[START Entries shown]

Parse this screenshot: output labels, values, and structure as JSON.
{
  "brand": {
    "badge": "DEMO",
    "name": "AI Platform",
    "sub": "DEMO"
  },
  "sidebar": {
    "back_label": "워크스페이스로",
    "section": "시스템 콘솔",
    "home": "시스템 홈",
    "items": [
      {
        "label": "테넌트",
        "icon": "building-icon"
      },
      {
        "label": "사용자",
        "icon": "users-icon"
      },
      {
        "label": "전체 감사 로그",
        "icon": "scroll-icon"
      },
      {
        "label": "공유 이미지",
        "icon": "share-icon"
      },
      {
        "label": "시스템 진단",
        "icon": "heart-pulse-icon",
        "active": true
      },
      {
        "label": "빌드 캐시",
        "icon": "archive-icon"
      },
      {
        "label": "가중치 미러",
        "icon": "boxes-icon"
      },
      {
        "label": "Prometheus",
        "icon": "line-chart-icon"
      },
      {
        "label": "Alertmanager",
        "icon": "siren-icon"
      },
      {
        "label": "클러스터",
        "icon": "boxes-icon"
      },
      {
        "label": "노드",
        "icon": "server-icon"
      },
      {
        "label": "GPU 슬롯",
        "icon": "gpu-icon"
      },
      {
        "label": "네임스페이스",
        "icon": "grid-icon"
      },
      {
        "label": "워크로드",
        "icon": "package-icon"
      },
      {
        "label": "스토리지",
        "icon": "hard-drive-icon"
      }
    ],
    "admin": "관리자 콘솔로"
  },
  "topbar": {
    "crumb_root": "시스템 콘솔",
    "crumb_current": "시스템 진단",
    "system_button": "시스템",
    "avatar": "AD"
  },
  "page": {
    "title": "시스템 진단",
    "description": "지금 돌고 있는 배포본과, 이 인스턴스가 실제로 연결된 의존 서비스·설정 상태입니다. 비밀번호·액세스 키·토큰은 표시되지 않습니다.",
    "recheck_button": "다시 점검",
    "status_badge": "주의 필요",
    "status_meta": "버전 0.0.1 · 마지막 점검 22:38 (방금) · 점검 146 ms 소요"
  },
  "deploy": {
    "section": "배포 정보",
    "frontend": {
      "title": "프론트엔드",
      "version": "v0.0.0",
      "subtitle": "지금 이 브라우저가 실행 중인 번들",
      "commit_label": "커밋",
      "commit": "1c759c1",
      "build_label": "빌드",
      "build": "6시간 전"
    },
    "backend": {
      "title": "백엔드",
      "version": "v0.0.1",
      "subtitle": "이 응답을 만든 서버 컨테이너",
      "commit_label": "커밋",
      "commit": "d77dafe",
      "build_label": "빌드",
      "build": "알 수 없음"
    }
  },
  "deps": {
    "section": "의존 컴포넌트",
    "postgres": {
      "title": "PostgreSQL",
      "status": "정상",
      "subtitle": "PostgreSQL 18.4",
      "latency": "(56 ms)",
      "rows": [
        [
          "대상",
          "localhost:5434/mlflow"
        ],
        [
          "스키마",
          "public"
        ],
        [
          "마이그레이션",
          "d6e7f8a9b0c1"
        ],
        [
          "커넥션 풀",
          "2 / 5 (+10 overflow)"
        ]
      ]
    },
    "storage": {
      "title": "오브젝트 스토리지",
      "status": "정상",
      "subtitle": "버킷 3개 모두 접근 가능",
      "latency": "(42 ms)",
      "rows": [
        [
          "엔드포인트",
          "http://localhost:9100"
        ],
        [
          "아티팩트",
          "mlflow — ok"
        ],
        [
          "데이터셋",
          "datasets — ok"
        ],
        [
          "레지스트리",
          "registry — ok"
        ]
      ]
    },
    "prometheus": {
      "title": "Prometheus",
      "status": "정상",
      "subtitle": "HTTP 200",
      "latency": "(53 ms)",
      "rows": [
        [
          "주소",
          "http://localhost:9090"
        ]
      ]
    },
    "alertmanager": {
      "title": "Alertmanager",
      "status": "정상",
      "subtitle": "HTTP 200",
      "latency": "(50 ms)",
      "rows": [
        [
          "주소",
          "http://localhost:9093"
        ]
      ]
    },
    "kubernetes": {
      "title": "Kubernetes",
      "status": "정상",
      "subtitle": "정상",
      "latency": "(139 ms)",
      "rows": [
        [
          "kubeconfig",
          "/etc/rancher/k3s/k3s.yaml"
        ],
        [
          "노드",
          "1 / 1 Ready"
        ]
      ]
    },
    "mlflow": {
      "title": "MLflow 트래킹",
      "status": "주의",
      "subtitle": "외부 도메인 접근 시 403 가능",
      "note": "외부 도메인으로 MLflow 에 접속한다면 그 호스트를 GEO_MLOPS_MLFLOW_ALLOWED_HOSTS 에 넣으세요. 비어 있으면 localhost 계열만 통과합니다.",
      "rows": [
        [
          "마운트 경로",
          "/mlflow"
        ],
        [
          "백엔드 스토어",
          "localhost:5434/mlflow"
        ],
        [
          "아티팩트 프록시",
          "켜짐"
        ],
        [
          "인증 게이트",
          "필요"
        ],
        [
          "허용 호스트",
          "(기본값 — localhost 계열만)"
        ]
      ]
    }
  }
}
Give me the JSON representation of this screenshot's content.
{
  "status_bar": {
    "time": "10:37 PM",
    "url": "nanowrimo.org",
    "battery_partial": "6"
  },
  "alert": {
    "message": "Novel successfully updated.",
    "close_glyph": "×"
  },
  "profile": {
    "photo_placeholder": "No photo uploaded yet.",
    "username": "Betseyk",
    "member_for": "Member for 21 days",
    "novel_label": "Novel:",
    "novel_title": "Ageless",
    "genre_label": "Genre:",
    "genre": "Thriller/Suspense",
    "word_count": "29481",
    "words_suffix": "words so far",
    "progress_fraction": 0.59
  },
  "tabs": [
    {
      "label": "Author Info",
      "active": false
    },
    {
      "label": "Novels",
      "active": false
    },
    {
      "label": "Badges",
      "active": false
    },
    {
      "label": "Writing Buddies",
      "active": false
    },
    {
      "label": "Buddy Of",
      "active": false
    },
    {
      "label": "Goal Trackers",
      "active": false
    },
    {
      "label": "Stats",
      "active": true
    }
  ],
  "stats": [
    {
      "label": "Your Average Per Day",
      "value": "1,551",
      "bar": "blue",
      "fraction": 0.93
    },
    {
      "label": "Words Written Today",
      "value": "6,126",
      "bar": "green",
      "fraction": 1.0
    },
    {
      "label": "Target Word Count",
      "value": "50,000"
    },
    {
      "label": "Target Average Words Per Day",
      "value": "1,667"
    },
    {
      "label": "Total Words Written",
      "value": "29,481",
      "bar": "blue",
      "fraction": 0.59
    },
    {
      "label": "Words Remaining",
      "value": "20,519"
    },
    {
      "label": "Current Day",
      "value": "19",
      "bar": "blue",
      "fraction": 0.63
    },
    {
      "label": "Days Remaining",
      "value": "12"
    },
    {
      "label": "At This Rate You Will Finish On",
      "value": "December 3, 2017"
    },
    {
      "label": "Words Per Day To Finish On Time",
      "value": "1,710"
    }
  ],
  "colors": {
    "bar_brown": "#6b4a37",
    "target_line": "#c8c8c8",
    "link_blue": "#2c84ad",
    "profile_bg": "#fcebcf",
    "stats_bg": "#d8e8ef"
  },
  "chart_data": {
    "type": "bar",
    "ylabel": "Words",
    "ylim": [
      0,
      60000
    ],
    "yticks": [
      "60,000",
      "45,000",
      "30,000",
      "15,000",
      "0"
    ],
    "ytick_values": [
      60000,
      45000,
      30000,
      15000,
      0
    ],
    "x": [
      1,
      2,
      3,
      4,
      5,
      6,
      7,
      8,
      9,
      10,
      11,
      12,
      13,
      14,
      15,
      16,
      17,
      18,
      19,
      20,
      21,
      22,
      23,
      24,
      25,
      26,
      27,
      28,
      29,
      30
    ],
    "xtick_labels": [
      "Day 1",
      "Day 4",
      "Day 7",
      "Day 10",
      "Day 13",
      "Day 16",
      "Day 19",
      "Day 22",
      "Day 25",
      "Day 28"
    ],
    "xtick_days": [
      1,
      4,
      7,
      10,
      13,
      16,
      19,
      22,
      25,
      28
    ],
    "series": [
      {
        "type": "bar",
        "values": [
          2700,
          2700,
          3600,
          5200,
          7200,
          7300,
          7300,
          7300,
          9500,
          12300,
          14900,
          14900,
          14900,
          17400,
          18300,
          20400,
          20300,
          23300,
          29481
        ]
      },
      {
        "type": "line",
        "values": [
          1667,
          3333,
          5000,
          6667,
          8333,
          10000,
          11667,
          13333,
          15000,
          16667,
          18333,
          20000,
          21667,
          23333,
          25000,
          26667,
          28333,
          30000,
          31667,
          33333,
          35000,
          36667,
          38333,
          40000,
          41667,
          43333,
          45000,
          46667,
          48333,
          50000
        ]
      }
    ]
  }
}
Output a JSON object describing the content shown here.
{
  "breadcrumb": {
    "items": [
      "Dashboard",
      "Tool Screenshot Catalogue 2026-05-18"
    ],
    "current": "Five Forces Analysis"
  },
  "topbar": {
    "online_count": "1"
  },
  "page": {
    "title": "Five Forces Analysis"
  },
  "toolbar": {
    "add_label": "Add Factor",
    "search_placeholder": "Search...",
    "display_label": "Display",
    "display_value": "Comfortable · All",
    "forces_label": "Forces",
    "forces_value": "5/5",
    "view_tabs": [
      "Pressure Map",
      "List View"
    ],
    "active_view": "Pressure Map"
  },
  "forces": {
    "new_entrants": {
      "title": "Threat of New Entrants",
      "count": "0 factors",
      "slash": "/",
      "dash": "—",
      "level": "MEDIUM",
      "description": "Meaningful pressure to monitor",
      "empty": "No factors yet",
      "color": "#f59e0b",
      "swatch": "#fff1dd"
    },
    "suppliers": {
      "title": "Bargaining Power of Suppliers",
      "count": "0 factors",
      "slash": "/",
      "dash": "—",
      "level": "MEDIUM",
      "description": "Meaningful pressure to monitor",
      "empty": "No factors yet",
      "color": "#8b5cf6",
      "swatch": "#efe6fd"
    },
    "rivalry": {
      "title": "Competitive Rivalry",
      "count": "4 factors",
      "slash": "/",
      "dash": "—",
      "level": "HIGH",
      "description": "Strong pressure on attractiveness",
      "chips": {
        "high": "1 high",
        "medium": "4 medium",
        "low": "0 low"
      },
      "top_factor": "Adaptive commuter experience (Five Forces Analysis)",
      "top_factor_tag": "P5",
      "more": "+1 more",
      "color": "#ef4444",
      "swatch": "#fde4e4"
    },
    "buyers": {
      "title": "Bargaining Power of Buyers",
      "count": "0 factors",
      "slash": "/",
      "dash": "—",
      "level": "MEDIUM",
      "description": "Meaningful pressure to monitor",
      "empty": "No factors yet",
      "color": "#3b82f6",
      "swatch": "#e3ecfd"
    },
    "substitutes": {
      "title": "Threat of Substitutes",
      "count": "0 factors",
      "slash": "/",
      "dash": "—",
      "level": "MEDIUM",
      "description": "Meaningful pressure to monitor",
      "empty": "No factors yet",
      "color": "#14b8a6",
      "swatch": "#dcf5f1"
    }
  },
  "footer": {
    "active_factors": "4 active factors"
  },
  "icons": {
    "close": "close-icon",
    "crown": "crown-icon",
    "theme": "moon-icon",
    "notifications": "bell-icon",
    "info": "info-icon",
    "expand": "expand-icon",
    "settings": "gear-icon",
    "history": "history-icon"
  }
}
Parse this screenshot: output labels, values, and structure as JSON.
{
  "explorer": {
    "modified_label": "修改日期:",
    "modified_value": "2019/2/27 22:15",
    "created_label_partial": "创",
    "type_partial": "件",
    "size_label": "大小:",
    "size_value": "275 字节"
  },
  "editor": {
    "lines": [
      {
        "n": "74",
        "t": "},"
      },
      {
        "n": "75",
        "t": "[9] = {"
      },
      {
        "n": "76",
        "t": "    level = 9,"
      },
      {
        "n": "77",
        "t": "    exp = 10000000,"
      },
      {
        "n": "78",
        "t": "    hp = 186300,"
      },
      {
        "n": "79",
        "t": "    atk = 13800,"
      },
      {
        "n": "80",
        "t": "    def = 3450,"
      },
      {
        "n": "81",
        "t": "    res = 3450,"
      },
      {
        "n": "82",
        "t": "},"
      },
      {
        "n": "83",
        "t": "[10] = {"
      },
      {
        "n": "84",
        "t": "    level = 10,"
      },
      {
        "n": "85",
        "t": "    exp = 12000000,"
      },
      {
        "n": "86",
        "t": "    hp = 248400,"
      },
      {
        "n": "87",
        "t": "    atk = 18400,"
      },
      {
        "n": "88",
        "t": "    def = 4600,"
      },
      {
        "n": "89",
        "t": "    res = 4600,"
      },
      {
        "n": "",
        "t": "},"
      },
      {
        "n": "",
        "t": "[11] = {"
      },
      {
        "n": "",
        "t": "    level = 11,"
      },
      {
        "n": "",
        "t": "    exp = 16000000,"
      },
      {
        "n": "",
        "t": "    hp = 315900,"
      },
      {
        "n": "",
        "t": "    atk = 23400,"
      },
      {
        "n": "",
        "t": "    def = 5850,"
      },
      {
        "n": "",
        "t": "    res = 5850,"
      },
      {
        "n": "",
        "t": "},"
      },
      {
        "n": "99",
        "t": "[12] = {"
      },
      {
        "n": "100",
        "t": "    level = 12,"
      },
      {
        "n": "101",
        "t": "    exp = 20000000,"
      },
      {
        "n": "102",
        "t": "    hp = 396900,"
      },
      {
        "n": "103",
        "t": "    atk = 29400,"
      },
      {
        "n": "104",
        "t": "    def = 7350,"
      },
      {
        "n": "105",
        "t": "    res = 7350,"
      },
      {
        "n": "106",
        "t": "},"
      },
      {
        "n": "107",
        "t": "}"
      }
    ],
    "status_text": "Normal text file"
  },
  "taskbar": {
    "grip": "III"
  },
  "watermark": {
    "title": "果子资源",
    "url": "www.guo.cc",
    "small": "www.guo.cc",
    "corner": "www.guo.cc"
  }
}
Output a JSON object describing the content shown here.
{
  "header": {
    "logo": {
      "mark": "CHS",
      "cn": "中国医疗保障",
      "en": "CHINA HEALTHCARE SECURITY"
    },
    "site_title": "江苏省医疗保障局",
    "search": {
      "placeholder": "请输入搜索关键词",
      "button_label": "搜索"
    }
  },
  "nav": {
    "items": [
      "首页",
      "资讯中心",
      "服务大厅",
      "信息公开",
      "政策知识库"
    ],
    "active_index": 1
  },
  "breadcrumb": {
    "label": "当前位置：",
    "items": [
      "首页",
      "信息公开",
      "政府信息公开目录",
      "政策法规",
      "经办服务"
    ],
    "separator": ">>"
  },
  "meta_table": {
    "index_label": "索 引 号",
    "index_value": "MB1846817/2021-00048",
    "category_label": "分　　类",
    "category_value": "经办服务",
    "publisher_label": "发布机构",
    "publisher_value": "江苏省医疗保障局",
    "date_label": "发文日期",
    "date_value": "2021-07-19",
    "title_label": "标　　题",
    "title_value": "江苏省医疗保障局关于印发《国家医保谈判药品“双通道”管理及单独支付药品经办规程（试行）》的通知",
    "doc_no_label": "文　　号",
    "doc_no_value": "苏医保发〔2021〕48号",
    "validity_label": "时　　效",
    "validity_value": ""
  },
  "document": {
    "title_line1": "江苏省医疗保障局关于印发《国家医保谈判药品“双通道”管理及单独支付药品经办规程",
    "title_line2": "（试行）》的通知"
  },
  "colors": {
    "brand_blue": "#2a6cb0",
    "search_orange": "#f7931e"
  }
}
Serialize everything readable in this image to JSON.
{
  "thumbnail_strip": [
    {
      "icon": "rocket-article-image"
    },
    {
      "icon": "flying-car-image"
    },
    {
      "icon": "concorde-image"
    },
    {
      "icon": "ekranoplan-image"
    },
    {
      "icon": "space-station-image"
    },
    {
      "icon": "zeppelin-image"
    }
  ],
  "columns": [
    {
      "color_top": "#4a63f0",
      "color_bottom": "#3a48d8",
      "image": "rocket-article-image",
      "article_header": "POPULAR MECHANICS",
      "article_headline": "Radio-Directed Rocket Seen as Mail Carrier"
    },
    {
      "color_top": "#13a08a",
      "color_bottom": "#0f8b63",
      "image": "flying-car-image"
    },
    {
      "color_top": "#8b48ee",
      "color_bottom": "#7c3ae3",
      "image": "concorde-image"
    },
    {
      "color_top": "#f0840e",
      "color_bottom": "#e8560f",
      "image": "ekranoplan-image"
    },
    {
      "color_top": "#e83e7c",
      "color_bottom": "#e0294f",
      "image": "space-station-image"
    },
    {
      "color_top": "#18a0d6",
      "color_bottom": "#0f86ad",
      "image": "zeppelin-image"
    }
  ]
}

[END Entries shown]

Which lines hold the word "Average"? Return all of them from the records above.

- Finished task
      "label": "Your Average Per Day",
      "label": "Target Average Words Per Day",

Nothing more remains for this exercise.